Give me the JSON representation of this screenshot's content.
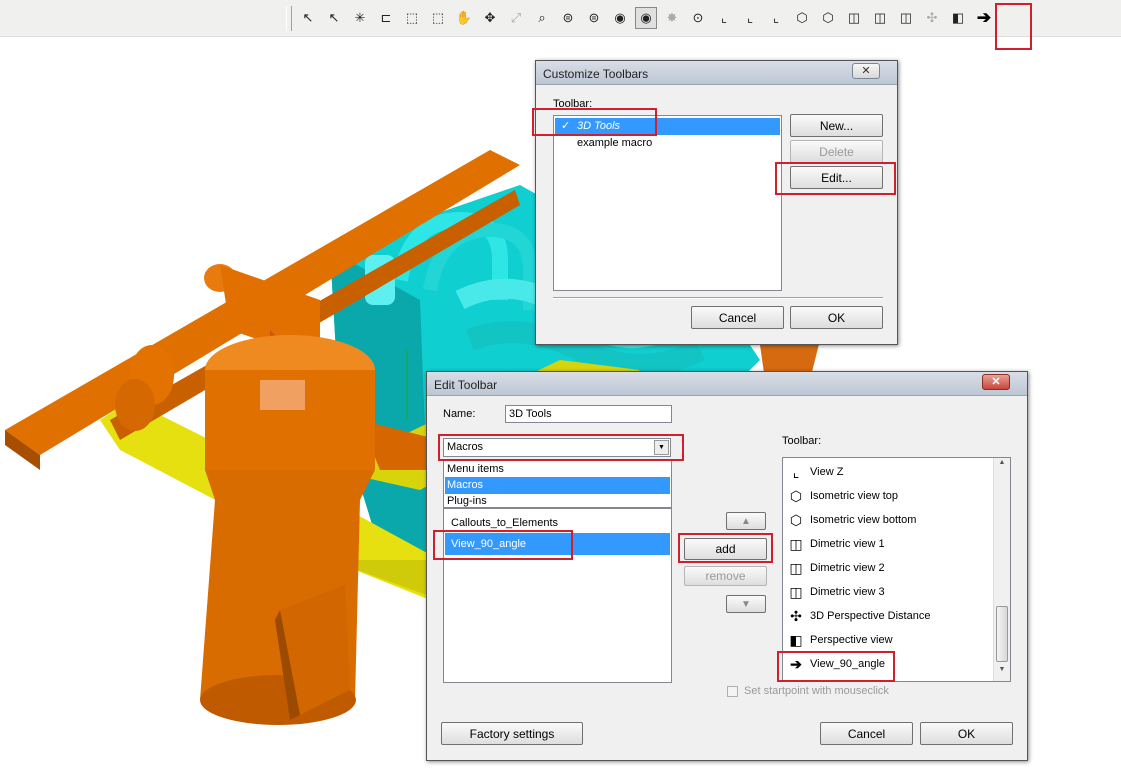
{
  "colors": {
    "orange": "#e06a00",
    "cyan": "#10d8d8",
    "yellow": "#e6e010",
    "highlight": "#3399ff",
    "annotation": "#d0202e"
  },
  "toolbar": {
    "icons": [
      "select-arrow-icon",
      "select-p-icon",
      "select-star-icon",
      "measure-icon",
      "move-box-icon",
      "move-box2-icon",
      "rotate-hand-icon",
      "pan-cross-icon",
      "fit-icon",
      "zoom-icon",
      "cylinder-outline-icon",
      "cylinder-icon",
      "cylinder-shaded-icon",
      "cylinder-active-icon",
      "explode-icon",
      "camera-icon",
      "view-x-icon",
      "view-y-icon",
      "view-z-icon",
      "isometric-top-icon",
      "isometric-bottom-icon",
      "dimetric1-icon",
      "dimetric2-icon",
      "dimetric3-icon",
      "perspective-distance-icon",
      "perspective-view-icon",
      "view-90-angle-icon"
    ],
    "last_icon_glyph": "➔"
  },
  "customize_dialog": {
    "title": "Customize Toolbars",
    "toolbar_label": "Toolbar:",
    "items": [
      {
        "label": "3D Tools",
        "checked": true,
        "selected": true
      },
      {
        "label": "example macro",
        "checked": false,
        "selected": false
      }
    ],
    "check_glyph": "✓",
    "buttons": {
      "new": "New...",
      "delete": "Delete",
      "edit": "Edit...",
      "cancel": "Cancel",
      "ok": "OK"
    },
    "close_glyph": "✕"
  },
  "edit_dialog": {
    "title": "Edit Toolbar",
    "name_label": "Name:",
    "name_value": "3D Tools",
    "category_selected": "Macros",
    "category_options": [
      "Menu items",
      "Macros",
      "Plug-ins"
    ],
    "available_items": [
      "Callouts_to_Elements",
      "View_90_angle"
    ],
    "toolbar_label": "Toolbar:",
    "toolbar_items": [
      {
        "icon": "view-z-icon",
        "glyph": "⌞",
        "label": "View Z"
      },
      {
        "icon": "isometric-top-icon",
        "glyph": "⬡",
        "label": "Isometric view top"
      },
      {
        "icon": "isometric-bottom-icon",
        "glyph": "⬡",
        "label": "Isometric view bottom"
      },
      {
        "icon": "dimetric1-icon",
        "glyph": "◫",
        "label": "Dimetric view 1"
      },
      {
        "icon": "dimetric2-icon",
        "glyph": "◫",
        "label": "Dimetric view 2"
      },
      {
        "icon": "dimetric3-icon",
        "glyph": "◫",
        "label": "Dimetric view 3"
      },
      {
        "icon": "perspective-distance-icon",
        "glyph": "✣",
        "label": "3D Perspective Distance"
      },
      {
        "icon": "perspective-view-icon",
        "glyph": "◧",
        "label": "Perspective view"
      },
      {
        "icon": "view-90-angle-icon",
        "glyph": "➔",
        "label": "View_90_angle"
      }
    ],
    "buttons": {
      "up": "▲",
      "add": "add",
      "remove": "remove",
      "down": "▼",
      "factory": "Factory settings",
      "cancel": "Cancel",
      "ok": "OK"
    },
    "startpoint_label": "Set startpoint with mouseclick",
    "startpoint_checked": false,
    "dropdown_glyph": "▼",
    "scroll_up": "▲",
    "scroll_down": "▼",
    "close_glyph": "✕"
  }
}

Short task: Copy all of the entries verbatim, leaving out any pictures they contain.

Worked solution:
Give me the JSON representation of this screenshot's content.
{
  "colors": {
    "orange": "#e06a00",
    "cyan": "#10d8d8",
    "yellow": "#e6e010",
    "highlight": "#3399ff",
    "annotation": "#d0202e"
  },
  "toolbar": {
    "icons": [
      "select-arrow-icon",
      "select-p-icon",
      "select-star-icon",
      "measure-icon",
      "move-box-icon",
      "move-box2-icon",
      "rotate-hand-icon",
      "pan-cross-icon",
      "fit-icon",
      "zoom-icon",
      "cylinder-outline-icon",
      "cylinder-icon",
      "cylinder-shaded-icon",
      "cylinder-active-icon",
      "explode-icon",
      "camera-icon",
      "view-x-icon",
      "view-y-icon",
      "view-z-icon",
      "isometric-top-icon",
      "isometric-bottom-icon",
      "dimetric1-icon",
      "dimetric2-icon",
      "dimetric3-icon",
      "perspective-distance-icon",
      "perspective-view-icon",
      "view-90-angle-icon"
    ],
    "last_icon_glyph": "➔"
  },
  "customize_dialog": {
    "title": "Customize Toolbars",
    "toolbar_label": "Toolbar:",
    "items": [
      {
        "label": "3D Tools",
        "checked": true,
        "selected": true
      },
      {
        "label": "example macro",
        "checked": false,
        "selected": false
      }
    ],
    "check_glyph": "✓",
    "buttons": {
      "new": "New...",
      "delete": "Delete",
      "edit": "Edit...",
      "cancel": "Cancel",
      "ok": "OK"
    },
    "close_glyph": "✕"
  },
  "edit_dialog": {
    "title": "Edit Toolbar",
    "name_label": "Name:",
    "name_value": "3D Tools",
    "category_selected": "Macros",
    "category_options": [
      "Menu items",
      "Macros",
      "Plug-ins"
    ],
    "available_items": [
      "Callouts_to_Elements",
      "View_90_angle"
    ],
    "toolbar_label": "Toolbar:",
    "toolbar_items": [
      {
        "icon": "view-z-icon",
        "glyph": "⌞",
        "label": "View Z"
      },
      {
        "icon": "isometric-top-icon",
        "glyph": "⬡",
        "label": "Isometric view top"
      },
      {
        "icon": "isometric-bottom-icon",
        "glyph": "⬡",
        "label": "Isometric view bottom"
      },
      {
        "icon": "dimetric1-icon",
        "glyph": "◫",
        "label": "Dimetric view 1"
      },
      {
        "icon": "dimetric2-icon",
        "glyph": "◫",
        "label": "Dimetric view 2"
      },
      {
        "icon": "dimetric3-icon",
        "glyph": "◫",
        "label": "Dimetric view 3"
      },
      {
        "icon": "perspective-distance-icon",
        "glyph": "✣",
        "label": "3D Perspective Distance"
      },
      {
        "icon": "perspective-view-icon",
        "glyph": "◧",
        "label": "Perspective view"
      },
      {
        "icon": "view-90-angle-icon",
        "glyph": "➔",
        "label": "View_90_angle"
      }
    ],
    "buttons": {
      "up": "▲",
      "add": "add",
      "remove": "remove",
      "down": "▼",
      "factory": "Factory settings",
      "cancel": "Cancel",
      "ok": "OK"
    },
    "startpoint_label": "Set startpoint with mouseclick",
    "startpoint_checked": false,
    "dropdown_glyph": "▼",
    "scroll_up": "▲",
    "scroll_down": "▼",
    "close_glyph": "✕"
  }
}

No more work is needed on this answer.